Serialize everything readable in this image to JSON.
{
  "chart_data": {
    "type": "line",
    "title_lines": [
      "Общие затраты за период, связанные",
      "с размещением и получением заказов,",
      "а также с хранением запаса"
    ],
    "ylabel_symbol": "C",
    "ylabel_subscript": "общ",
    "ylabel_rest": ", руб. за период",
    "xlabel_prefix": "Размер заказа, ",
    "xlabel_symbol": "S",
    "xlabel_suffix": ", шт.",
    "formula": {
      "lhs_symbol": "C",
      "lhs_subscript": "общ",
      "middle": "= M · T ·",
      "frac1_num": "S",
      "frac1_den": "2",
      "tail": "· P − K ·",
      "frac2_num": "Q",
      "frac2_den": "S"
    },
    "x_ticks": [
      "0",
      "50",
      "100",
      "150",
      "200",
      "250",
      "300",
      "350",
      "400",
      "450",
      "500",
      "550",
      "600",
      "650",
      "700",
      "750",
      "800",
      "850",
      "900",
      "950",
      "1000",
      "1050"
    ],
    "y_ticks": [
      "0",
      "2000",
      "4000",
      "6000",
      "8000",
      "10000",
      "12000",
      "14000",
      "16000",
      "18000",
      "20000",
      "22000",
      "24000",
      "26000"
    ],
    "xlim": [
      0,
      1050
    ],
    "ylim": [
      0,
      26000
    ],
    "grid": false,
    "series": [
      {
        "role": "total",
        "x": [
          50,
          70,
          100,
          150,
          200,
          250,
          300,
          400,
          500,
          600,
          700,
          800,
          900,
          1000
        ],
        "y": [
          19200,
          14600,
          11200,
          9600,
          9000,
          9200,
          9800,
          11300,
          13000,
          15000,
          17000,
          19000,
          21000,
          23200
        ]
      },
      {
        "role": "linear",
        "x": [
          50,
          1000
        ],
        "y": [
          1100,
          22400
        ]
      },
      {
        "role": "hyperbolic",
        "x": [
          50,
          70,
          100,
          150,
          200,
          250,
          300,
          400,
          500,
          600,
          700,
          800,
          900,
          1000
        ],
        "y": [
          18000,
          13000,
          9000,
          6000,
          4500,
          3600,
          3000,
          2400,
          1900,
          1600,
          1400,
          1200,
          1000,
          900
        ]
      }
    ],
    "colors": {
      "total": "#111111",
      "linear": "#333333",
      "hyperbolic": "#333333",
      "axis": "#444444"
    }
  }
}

☆ ☆ ☆ ☆ ☆ ☆ ☆

* _To do_
For each line of the entries that includes "role", show that line.

* _Answer to this problem_
        "role": "total",
        "role": "linear",
        "role": "hyperbolic",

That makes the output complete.